Task item:
Retype all entries exactly as they stand, excluding pictures.
--- Available data Enclosed Below ---
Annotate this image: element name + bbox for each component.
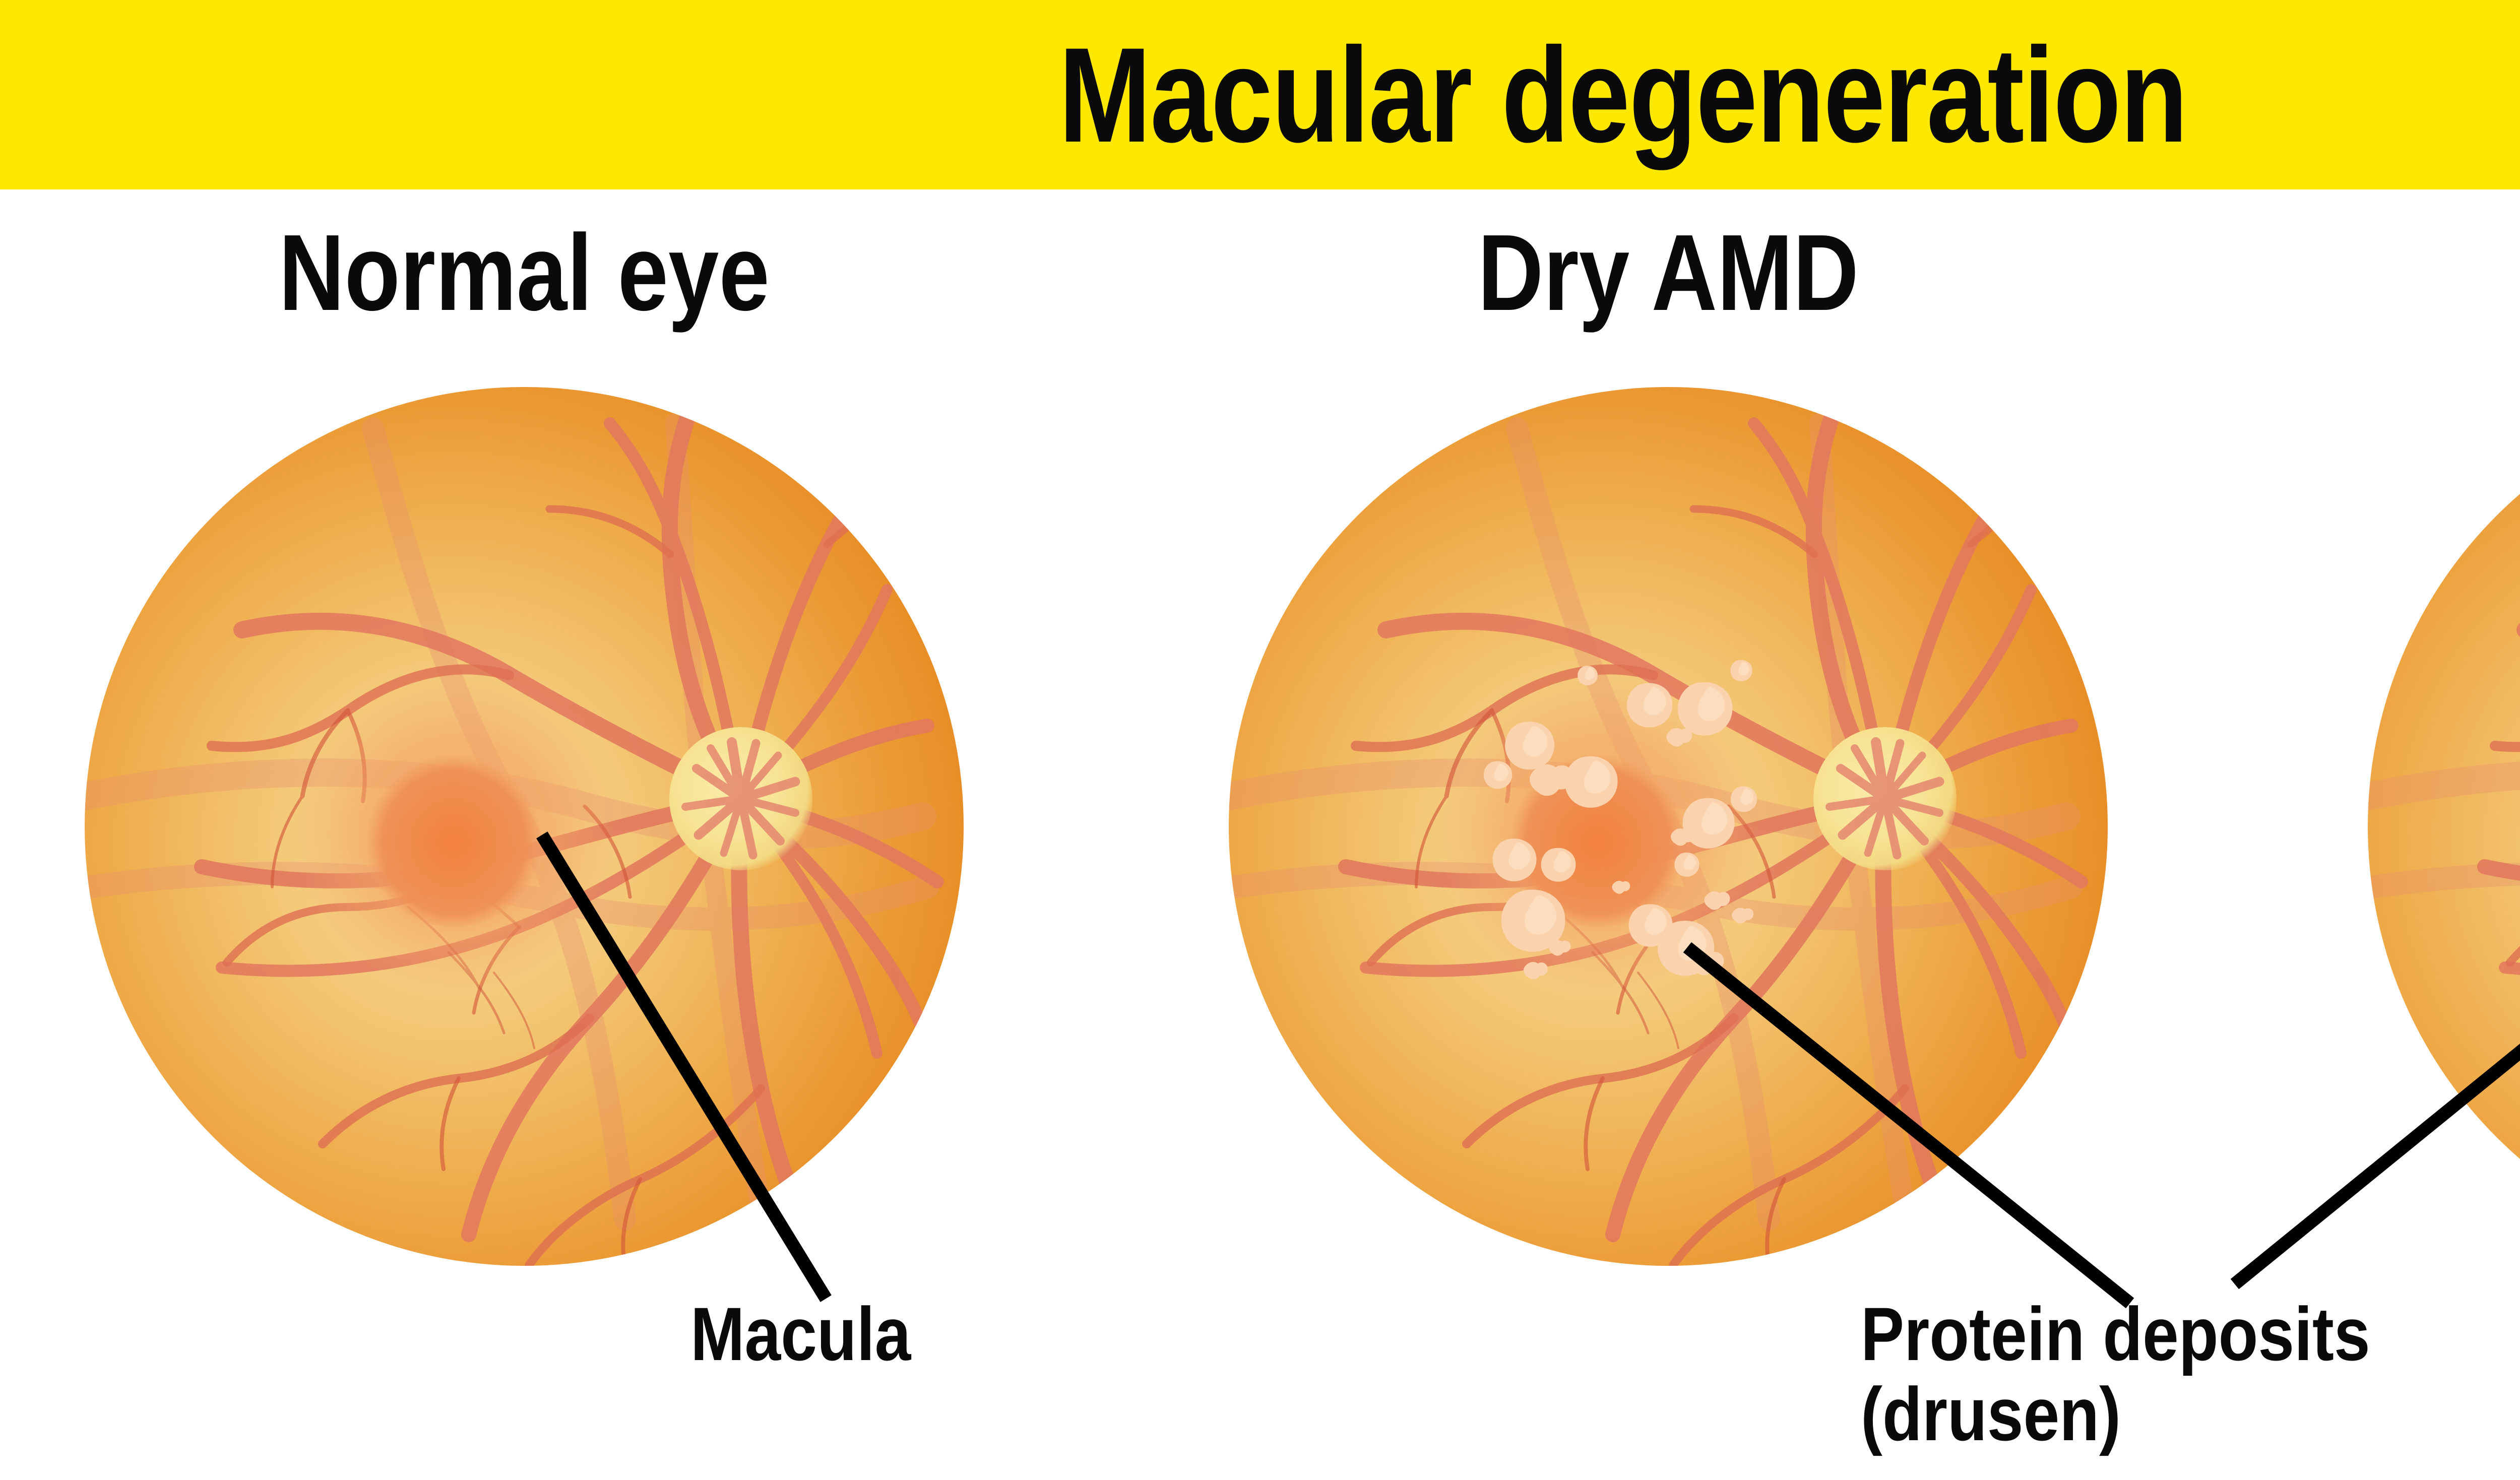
fundus-dry-amd (1229, 387, 2134, 1309)
fundus-normal-eye (85, 387, 964, 1302)
title-banner: Macular degeneration (0, 0, 2520, 189)
panel-heading-normal-eye: Normal eye (279, 211, 770, 333)
panel-heading-dry-amd: Dry AMD (1478, 211, 1859, 333)
leader-line-drusen (1683, 942, 2134, 1309)
leader-line-hemorrhage-secondary (2230, 1044, 2520, 1290)
fundus-wet-amd (2230, 387, 2520, 1290)
callout-label-drusen: Protein deposits (drusen) (1861, 1292, 2370, 1456)
macula-core (365, 751, 542, 927)
page-title: Macular degeneration (1058, 19, 2188, 170)
callout-label-macula: Macula (690, 1292, 911, 1376)
macula-core (1509, 751, 1686, 927)
leader-line-macula (536, 831, 832, 1302)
--- End of Enclosed Available data ---
Exercise response:
Annotate this image: element name + bbox for each component.
fundus-dry-amd (1229, 387, 2134, 1309)
fundus-normal-eye (85, 387, 964, 1302)
title-banner: Macular degeneration (0, 0, 2520, 189)
panel-heading-normal-eye: Normal eye (279, 211, 770, 333)
panel-heading-dry-amd: Dry AMD (1478, 211, 1859, 333)
leader-line-drusen (1683, 942, 2134, 1309)
leader-line-hemorrhage-secondary (2230, 1044, 2520, 1290)
fundus-wet-amd (2230, 387, 2520, 1290)
callout-label-drusen: Protein deposits (drusen) (1861, 1292, 2370, 1456)
macula-core (365, 751, 542, 927)
page-title: Macular degeneration (1058, 19, 2188, 170)
callout-label-macula: Macula (690, 1292, 911, 1376)
macula-core (1509, 751, 1686, 927)
leader-line-macula (536, 831, 832, 1302)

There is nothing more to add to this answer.